### What to do
List each line of the data that holds the string "Prefix".

-- START --

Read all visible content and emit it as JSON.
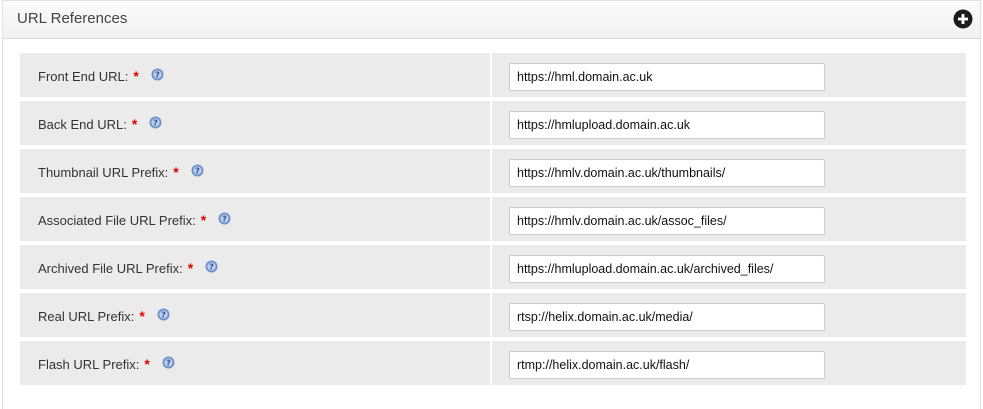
{
  "panel": {
    "title": "URL References",
    "expand_icon": "plus-circle-icon"
  },
  "fields": [
    {
      "label": "Front End URL:",
      "required": "*",
      "value": "https://hml.domain.ac.uk"
    },
    {
      "label": "Back End URL:",
      "required": "*",
      "value": "https://hmlupload.domain.ac.uk"
    },
    {
      "label": "Thumbnail URL Prefix:",
      "required": "*",
      "value": "https://hmlv.domain.ac.uk/thumbnails/"
    },
    {
      "label": "Associated File URL Prefix:",
      "required": "*",
      "value": "https://hmlv.domain.ac.uk/assoc_files/"
    },
    {
      "label": "Archived File URL Prefix:",
      "required": "*",
      "value": "https://hmlupload.domain.ac.uk/archived_files/"
    },
    {
      "label": "Real URL Prefix:",
      "required": "*",
      "value": "rtsp://helix.domain.ac.uk/media/"
    },
    {
      "label": "Flash URL Prefix:",
      "required": "*",
      "value": "rtmp://helix.domain.ac.uk/flash/"
    }
  ],
  "icons": {
    "help": "help-icon"
  },
  "colors": {
    "required": "#e00000",
    "help_icon": "#6f8fc7",
    "row_background": "#ebebeb"
  }
}
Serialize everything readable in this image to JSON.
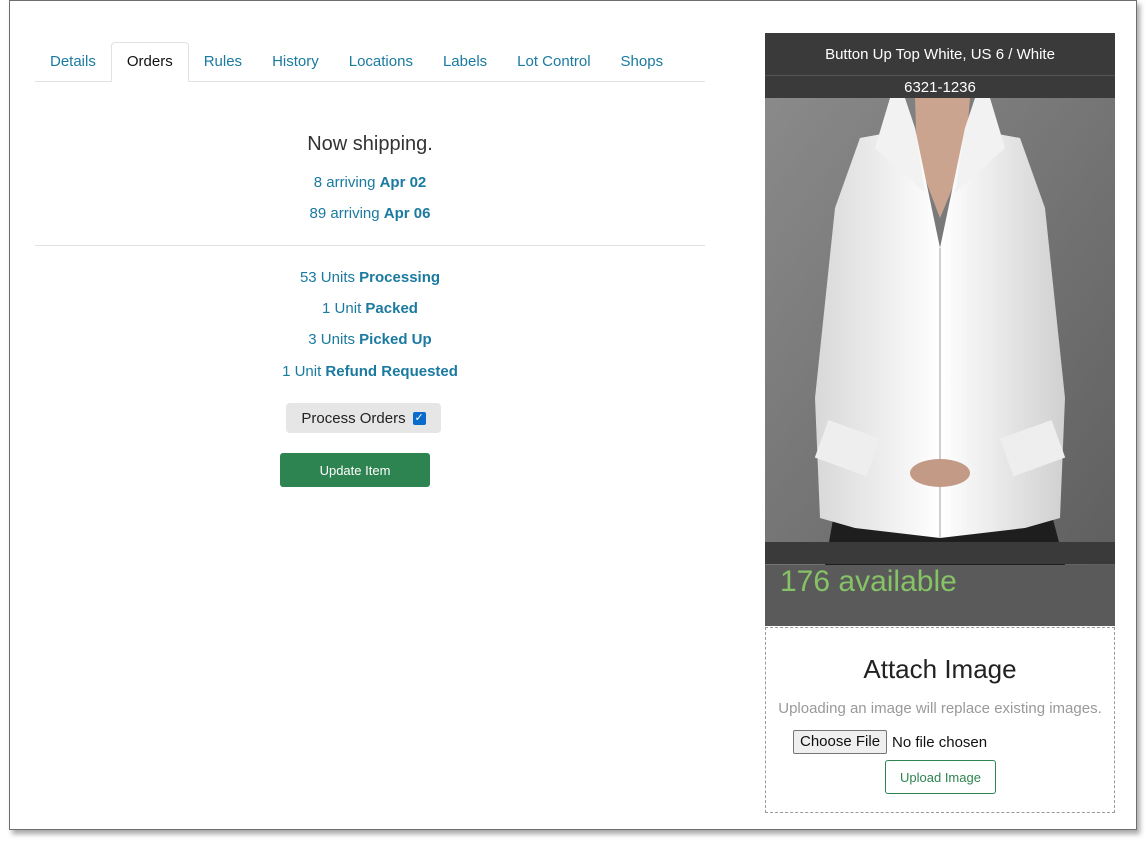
{
  "tabs": [
    {
      "label": "Details"
    },
    {
      "label": "Orders"
    },
    {
      "label": "Rules"
    },
    {
      "label": "History"
    },
    {
      "label": "Locations"
    },
    {
      "label": "Labels"
    },
    {
      "label": "Lot Control"
    },
    {
      "label": "Shops"
    }
  ],
  "active_tab": "Orders",
  "shipping": {
    "title": "Now shipping.",
    "arrivals": [
      {
        "qty": "8 arriving",
        "date": "Apr 02"
      },
      {
        "qty": "89 arriving",
        "date": "Apr 06"
      }
    ]
  },
  "statuses": [
    {
      "count": "53 Units",
      "status": "Processing"
    },
    {
      "count": "1 Unit",
      "status": "Packed"
    },
    {
      "count": "3 Units",
      "status": "Picked Up"
    },
    {
      "count": "1 Unit",
      "status": "Refund Requested"
    }
  ],
  "process_orders": {
    "label": "Process Orders",
    "checked": true
  },
  "update_button": "Update Item",
  "product": {
    "title": "Button Up Top White, US 6 / White",
    "sku": "6321-1236",
    "available": "176 available"
  },
  "attach": {
    "title": "Attach Image",
    "help": "Uploading an image will replace existing images.",
    "choose_label": "Choose File",
    "file_status": "No file chosen",
    "upload_label": "Upload Image"
  },
  "colors": {
    "link": "#1a7aa0",
    "primary_green": "#2e8450",
    "available_green": "#86c266"
  }
}
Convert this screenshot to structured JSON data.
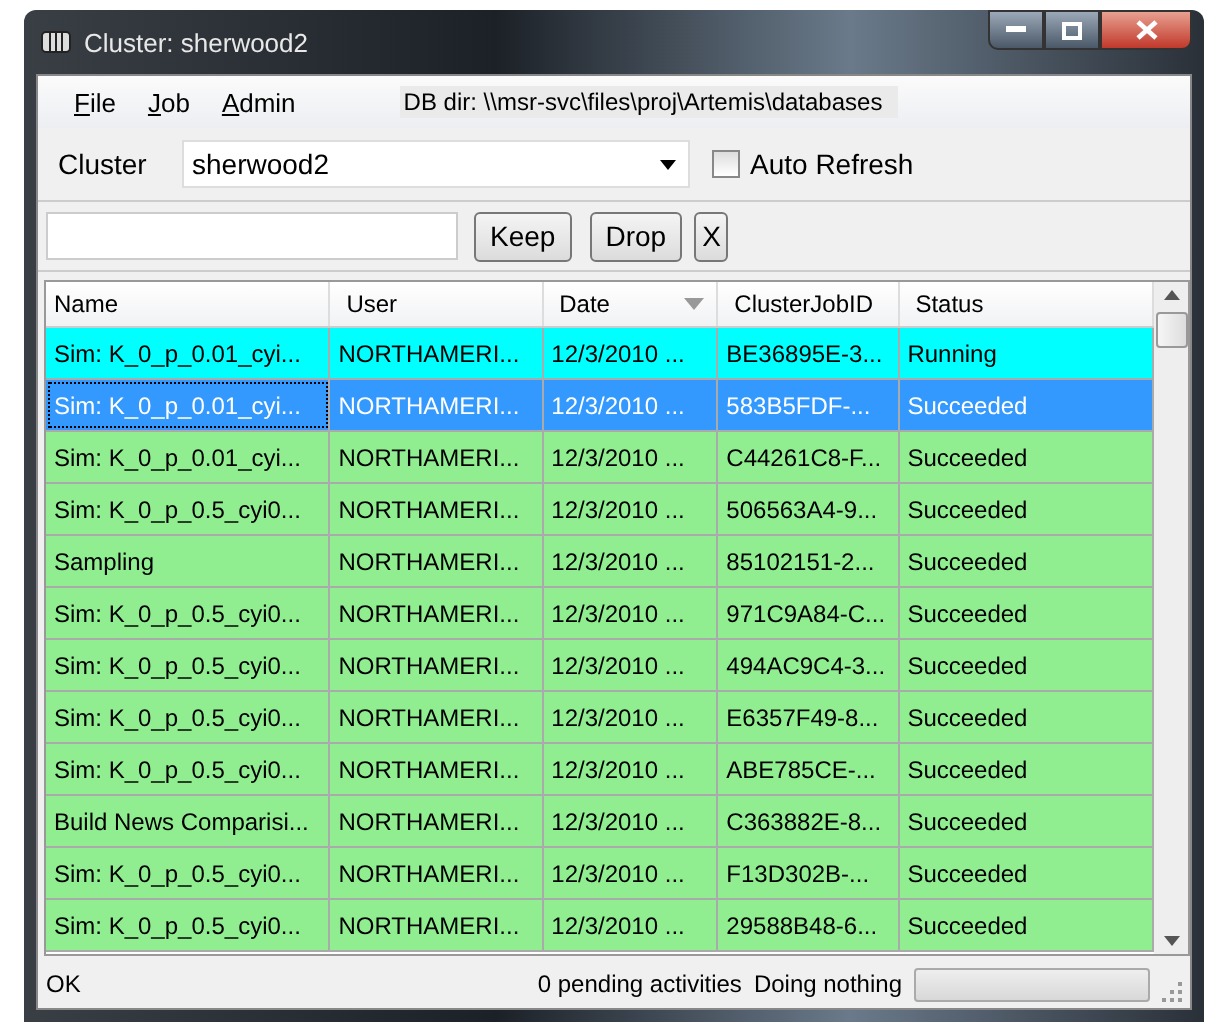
{
  "window": {
    "title": "Cluster: sherwood2"
  },
  "menu": [
    {
      "label": "File"
    },
    {
      "label": "Job"
    },
    {
      "label": "Admin"
    }
  ],
  "db_dir": "DB dir: \\\\msr-svc\\files\\proj\\Artemis\\databases",
  "cluster": {
    "label": "Cluster",
    "value": "sherwood2"
  },
  "auto_refresh": {
    "label": "Auto Refresh",
    "checked": false
  },
  "filter": {
    "buttons": [
      "Keep",
      "Drop",
      "X"
    ]
  },
  "table": {
    "columns": [
      {
        "label": "Name",
        "sorted": false
      },
      {
        "label": "User",
        "sorted": false
      },
      {
        "label": "Date",
        "sorted": true
      },
      {
        "label": "ClusterJobID",
        "sorted": false
      },
      {
        "label": "Status",
        "sorted": false
      }
    ],
    "rows": [
      {
        "cells": [
          "Sim: K_0_p_0.01_cyi...",
          "NORTHAMERI...",
          "12/3/2010 ...",
          "BE36895E-3...",
          "Running"
        ],
        "color": "#00ffff",
        "selected": false
      },
      {
        "cells": [
          "Sim: K_0_p_0.01_cyi...",
          "NORTHAMERI...",
          "12/3/2010 ...",
          "583B5FDF-...",
          "Succeeded"
        ],
        "selected": true
      },
      {
        "cells": [
          "Sim: K_0_p_0.01_cyi...",
          "NORTHAMERI...",
          "12/3/2010 ...",
          "C44261C8-F...",
          "Succeeded"
        ],
        "color": "#90ee90",
        "selected": false
      },
      {
        "cells": [
          "Sim: K_0_p_0.5_cyi0...",
          "NORTHAMERI...",
          "12/3/2010 ...",
          "506563A4-9...",
          "Succeeded"
        ],
        "color": "#90ee90",
        "selected": false
      },
      {
        "cells": [
          "Sampling",
          "NORTHAMERI...",
          "12/3/2010 ...",
          "85102151-2...",
          "Succeeded"
        ],
        "color": "#90ee90",
        "selected": false
      },
      {
        "cells": [
          "Sim: K_0_p_0.5_cyi0...",
          "NORTHAMERI...",
          "12/3/2010 ...",
          "971C9A84-C...",
          "Succeeded"
        ],
        "color": "#90ee90",
        "selected": false
      },
      {
        "cells": [
          "Sim: K_0_p_0.5_cyi0...",
          "NORTHAMERI...",
          "12/3/2010 ...",
          "494AC9C4-3...",
          "Succeeded"
        ],
        "color": "#90ee90",
        "selected": false
      },
      {
        "cells": [
          "Sim: K_0_p_0.5_cyi0...",
          "NORTHAMERI...",
          "12/3/2010 ...",
          "E6357F49-8...",
          "Succeeded"
        ],
        "color": "#90ee90",
        "selected": false
      },
      {
        "cells": [
          "Sim: K_0_p_0.5_cyi0...",
          "NORTHAMERI...",
          "12/3/2010 ...",
          "ABE785CE-...",
          "Succeeded"
        ],
        "color": "#90ee90",
        "selected": false
      },
      {
        "cells": [
          "Build News Comparisi...",
          "NORTHAMERI...",
          "12/3/2010 ...",
          "C363882E-8...",
          "Succeeded"
        ],
        "color": "#90ee90",
        "selected": false
      },
      {
        "cells": [
          "Sim: K_0_p_0.5_cyi0...",
          "NORTHAMERI...",
          "12/3/2010 ...",
          "F13D302B-...",
          "Succeeded"
        ],
        "color": "#90ee90",
        "selected": false
      },
      {
        "cells": [
          "Sim: K_0_p_0.5_cyi0...",
          "NORTHAMERI...",
          "12/3/2010 ...",
          "29588B48-6...",
          "Succeeded"
        ],
        "color": "#90ee90",
        "selected": false
      }
    ]
  },
  "status_bar": {
    "message": "OK",
    "pending": "0 pending activities",
    "activity": "Doing nothing",
    "level": 0
  }
}
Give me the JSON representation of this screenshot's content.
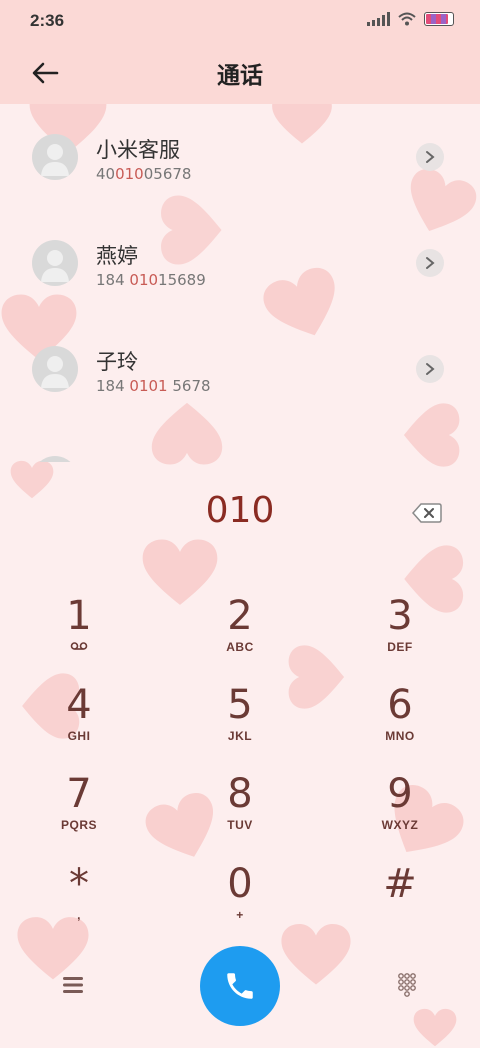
{
  "status_bar": {
    "time": "2:36"
  },
  "header": {
    "title": "通话"
  },
  "contacts": [
    {
      "name": "小米客服",
      "number_pre": "40",
      "number_match": "010",
      "number_post": "05678"
    },
    {
      "name": "燕婷",
      "number_pre": "184 ",
      "number_match": "010",
      "number_post": "15689"
    },
    {
      "name": "子玲",
      "number_pre": "184 ",
      "number_match": "0101",
      "number_post": " 5678"
    }
  ],
  "dialer": {
    "dialed_number": "010"
  },
  "keypad": [
    {
      "digit": "1",
      "letters": ""
    },
    {
      "digit": "2",
      "letters": "ABC"
    },
    {
      "digit": "3",
      "letters": "DEF"
    },
    {
      "digit": "4",
      "letters": "GHI"
    },
    {
      "digit": "5",
      "letters": "JKL"
    },
    {
      "digit": "6",
      "letters": "MNO"
    },
    {
      "digit": "7",
      "letters": "PQRS"
    },
    {
      "digit": "8",
      "letters": "TUV"
    },
    {
      "digit": "9",
      "letters": "WXYZ"
    },
    {
      "digit": "*",
      "letters": ","
    },
    {
      "digit": "0",
      "letters": "+"
    },
    {
      "digit": "#",
      "letters": ""
    }
  ],
  "colors": {
    "accent": "#1e9cf0",
    "highlight": "#c85b55",
    "header_bg": "#fbd9d6",
    "background": "#fdeeee"
  },
  "icons": {
    "back": "arrow-left-icon",
    "chevron": "chevron-right-icon",
    "backspace": "backspace-icon",
    "menu": "menu-icon",
    "call": "phone-icon",
    "keypad": "dialpad-icon",
    "voicemail": "voicemail-icon"
  }
}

-- END --

### Answer
      "label": "Thumbnail URL Prefix:",
      "label": "Associated File URL Prefix:",
      "label": "Archived File URL Prefix:",
      "label": "Real URL Prefix:",
      "label": "Flash URL Prefix:",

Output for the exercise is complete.